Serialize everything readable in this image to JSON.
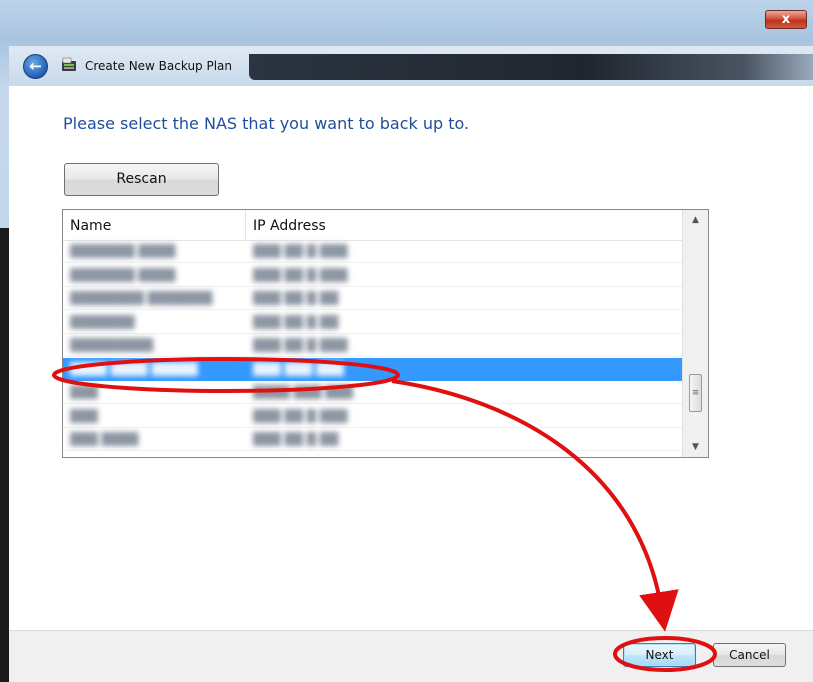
{
  "window": {
    "title": "Create New Backup Plan",
    "close_glyph": "x"
  },
  "nav": {
    "back_glyph": "←"
  },
  "content": {
    "instruction": "Please select the NAS that you want to back up to.",
    "rescan_label": "Rescan"
  },
  "list": {
    "columns": [
      "Name",
      "IP Address"
    ],
    "selected_index": 5,
    "rows": [
      {
        "name": "███████ ████",
        "ip": "███ ██ █ ███"
      },
      {
        "name": "███████ ████",
        "ip": "███ ██ █ ███"
      },
      {
        "name": "████████ ███████",
        "ip": "███ ██ █ ██"
      },
      {
        "name": "███████",
        "ip": "███ ██ █ ██"
      },
      {
        "name": "█████████",
        "ip": "███ ██ █ ███"
      },
      {
        "name": "████ ████ █████",
        "ip": "███ ███ ███"
      },
      {
        "name": "███",
        "ip": "████ ███ ███"
      },
      {
        "name": "███",
        "ip": "███ ██ █ ███"
      },
      {
        "name": "███ ████",
        "ip": "███ ██ █ ██"
      }
    ]
  },
  "scrollbar": {
    "up_glyph": "▲",
    "down_glyph": "▼",
    "thumb_glyph": "≡"
  },
  "footer": {
    "next_label": "Next",
    "cancel_label": "Cancel"
  },
  "colors": {
    "accent_text": "#1e4e9b",
    "selection": "#3399ff",
    "annotation": "#e01010"
  }
}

Written instruction:
Pictures in the records must not appear in the copy; transcribe everything else precisely.

Solution to this problem:
Serialize everything readable in this image to JSON.
{
  "window": {
    "title": "Create New Backup Plan",
    "close_glyph": "x"
  },
  "nav": {
    "back_glyph": "←"
  },
  "content": {
    "instruction": "Please select the NAS that you want to back up to.",
    "rescan_label": "Rescan"
  },
  "list": {
    "columns": [
      "Name",
      "IP Address"
    ],
    "selected_index": 5,
    "rows": [
      {
        "name": "███████ ████",
        "ip": "███ ██ █ ███"
      },
      {
        "name": "███████ ████",
        "ip": "███ ██ █ ███"
      },
      {
        "name": "████████ ███████",
        "ip": "███ ██ █ ██"
      },
      {
        "name": "███████",
        "ip": "███ ██ █ ██"
      },
      {
        "name": "█████████",
        "ip": "███ ██ █ ███"
      },
      {
        "name": "████ ████ █████",
        "ip": "███ ███ ███"
      },
      {
        "name": "███",
        "ip": "████ ███ ███"
      },
      {
        "name": "███",
        "ip": "███ ██ █ ███"
      },
      {
        "name": "███ ████",
        "ip": "███ ██ █ ██"
      }
    ]
  },
  "scrollbar": {
    "up_glyph": "▲",
    "down_glyph": "▼",
    "thumb_glyph": "≡"
  },
  "footer": {
    "next_label": "Next",
    "cancel_label": "Cancel"
  },
  "colors": {
    "accent_text": "#1e4e9b",
    "selection": "#3399ff",
    "annotation": "#e01010"
  }
}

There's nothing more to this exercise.